JOB A
Write out the records verbatim, starting at their first line and ending at the line containing "group-fitness-icon: ♟♟ [42,639,66,654]", with both of those lines included.

SELECTED EXCERPT
(begin)
The following architectural patterns have been used to support the business scenarios and usage patterns outlined in this article:

  • Pattern 1: User login (authentication and authorization)
  • Pattern 2: Simple inquiry with secondary data views
  • Pattern 3: Inquiry with aggregated secondary data views
  • Pattern 4: Inquiry with service aggregation acquired from another vendor
  • Pattern 5: Inquiry with data updates to data sources
  • Pattern 6: Team collaboration

One pattern that is not explicitly covered in this article but is referenced in the sequence diagrams that follow is the pub / sub messaging between widgets. This low-level pattern is implemented within the Mashup Browser Runtime component to allow widgets to publish and subscribe to events to provide linkage between widgets. It is important to strive for fewer event types with common shared parameters rather than many events with unique parameters to minimize or eliminate cascading events among widgets (for example, event storms). It’s also advantageous to develop detailed sequence diagrams of event flows between widgets to optimize an event’s use and posting of common data.

Pattern 1: Login (authentication and authorization)

As the entry point for mashup applications, the mashup server is responsible for the authentication and authorization of each user. This step can be done either directly by the mashup server or the infrastructure on which the Mashup Server is deployed as shown in figure 6. For Lotus Mashups, the Virtual Member Management (VMM) component of IBM WebSphere Application Server can be used to define users and groups of users in a VMM database. Similarly, the local operating system registry, LDAP directories, or custom user registries supported by WebSphere Application Server can also be leveraged for authentications and authorization by Lotus Mashups.

Figure 6. Pattern 1 sequence diagram
Pattern 1 sequence diagram

If multiple user registries need to be leveraged to secure the mashup application, the federated repositories functionality of WebSphere Application Server can be used to take advantage of the user and group management capabilities.

In addition to securing access to the mashup application itself, specific data sources or services used by the mashup application can have controlled access. When a mashup application integrates protected data sources or services acquired from another vendor, credentials are required to access these systems. To avoid having to authenticate the user for each data source, single sign-on techniques can be leveraged. For WebSphere Application Server , a security token (LTPA token) is generated during the initial authentication and returned to the browser and used for follow-on widget requests to server-side data sources and services. The LTPA token enables WebSphere Application Server to perform authorization for the users in controlling access to any Web resource (for example, RSS, Atom, Servlet, REST service, or Web service) protected by WebSphere Application Server.
(end)
JOB B
According to the excerpt on mashup architecture patterns, what does WebSphere Application Server generate during the initial authentication?

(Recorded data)
(begin)
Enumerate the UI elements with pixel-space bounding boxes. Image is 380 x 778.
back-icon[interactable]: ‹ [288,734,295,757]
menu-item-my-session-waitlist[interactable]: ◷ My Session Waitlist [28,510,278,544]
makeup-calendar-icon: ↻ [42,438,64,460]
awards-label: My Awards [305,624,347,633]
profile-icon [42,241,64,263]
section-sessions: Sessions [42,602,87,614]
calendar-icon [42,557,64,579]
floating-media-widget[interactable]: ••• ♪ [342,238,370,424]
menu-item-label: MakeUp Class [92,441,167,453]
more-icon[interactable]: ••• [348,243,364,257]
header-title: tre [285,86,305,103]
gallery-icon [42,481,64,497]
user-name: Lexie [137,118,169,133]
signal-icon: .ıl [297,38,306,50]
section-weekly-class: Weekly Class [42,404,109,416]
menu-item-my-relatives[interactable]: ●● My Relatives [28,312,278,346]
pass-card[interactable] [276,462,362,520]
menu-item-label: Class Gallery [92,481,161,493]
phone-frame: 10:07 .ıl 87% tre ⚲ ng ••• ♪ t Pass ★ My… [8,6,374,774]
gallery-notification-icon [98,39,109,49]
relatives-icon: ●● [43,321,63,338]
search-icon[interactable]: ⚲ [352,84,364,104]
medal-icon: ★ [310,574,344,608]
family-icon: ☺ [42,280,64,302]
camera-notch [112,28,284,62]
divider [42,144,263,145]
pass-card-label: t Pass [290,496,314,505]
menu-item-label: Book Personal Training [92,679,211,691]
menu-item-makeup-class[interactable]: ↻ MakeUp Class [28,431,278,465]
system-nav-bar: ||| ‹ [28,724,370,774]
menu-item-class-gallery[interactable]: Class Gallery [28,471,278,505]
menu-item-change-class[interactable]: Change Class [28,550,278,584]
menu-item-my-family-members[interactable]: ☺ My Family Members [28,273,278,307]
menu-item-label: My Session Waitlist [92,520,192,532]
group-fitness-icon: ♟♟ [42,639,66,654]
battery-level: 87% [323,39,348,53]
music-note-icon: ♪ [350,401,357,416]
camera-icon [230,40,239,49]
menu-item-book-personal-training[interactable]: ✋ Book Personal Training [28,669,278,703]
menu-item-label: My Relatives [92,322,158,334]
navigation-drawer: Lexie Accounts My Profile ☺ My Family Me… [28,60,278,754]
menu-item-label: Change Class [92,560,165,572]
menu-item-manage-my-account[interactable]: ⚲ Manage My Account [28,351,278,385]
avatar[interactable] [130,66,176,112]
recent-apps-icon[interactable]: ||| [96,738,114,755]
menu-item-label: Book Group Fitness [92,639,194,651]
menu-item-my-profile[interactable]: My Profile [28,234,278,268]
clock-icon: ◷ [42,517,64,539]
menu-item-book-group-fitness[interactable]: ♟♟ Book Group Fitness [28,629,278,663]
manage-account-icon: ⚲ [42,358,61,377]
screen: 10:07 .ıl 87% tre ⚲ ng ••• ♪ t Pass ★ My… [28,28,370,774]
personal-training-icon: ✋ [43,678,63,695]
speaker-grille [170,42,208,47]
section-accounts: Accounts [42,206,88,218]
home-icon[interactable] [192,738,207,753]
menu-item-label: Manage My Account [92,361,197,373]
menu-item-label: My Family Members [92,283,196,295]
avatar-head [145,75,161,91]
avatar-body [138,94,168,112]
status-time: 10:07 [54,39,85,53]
(end)
EXERCISE RESULT A
Enumerate the UI elements with pixel-space bounding boxes. Image is 380 x 778.
back-icon[interactable]: ‹ [288,734,295,757]
menu-item-my-session-waitlist[interactable]: ◷ My Session Waitlist [28,510,278,544]
makeup-calendar-icon: ↻ [42,438,64,460]
awards-label: My Awards [305,624,347,633]
profile-icon [42,241,64,263]
section-sessions: Sessions [42,602,87,614]
calendar-icon [42,557,64,579]
floating-media-widget[interactable]: ••• ♪ [342,238,370,424]
menu-item-label: MakeUp Class [92,441,167,453]
more-icon[interactable]: ••• [348,243,364,257]
header-title: tre [285,86,305,103]
gallery-icon [42,481,64,497]
user-name: Lexie [137,118,169,133]
signal-icon: .ıl [297,38,306,50]
section-weekly-class: Weekly Class [42,404,109,416]
menu-item-my-relatives[interactable]: ●● My Relatives [28,312,278,346]
pass-card[interactable] [276,462,362,520]
menu-item-label: Class Gallery [92,481,161,493]
phone-frame: 10:07 .ıl 87% tre ⚲ ng ••• ♪ t Pass ★ My… [8,6,374,774]
gallery-notification-icon [98,39,109,49]
relatives-icon: ●● [43,321,63,338]
search-icon[interactable]: ⚲ [352,84,364,104]
medal-icon: ★ [310,574,344,608]
family-icon: ☺ [42,280,64,302]
camera-notch [112,28,284,62]
divider [42,144,263,145]
pass-card-label: t Pass [290,496,314,505]
menu-item-label: Book Personal Training [92,679,211,691]
menu-item-makeup-class[interactable]: ↻ MakeUp Class [28,431,278,465]
system-nav-bar: ||| ‹ [28,724,370,774]
menu-item-class-gallery[interactable]: Class Gallery [28,471,278,505]
menu-item-change-class[interactable]: Change Class [28,550,278,584]
menu-item-my-family-members[interactable]: ☺ My Family Members [28,273,278,307]
menu-item-label: My Session Waitlist [92,520,192,532]
group-fitness-icon: ♟♟ [42,639,66,654]

EXERCISE RESULT B
A security token, the LTPA token.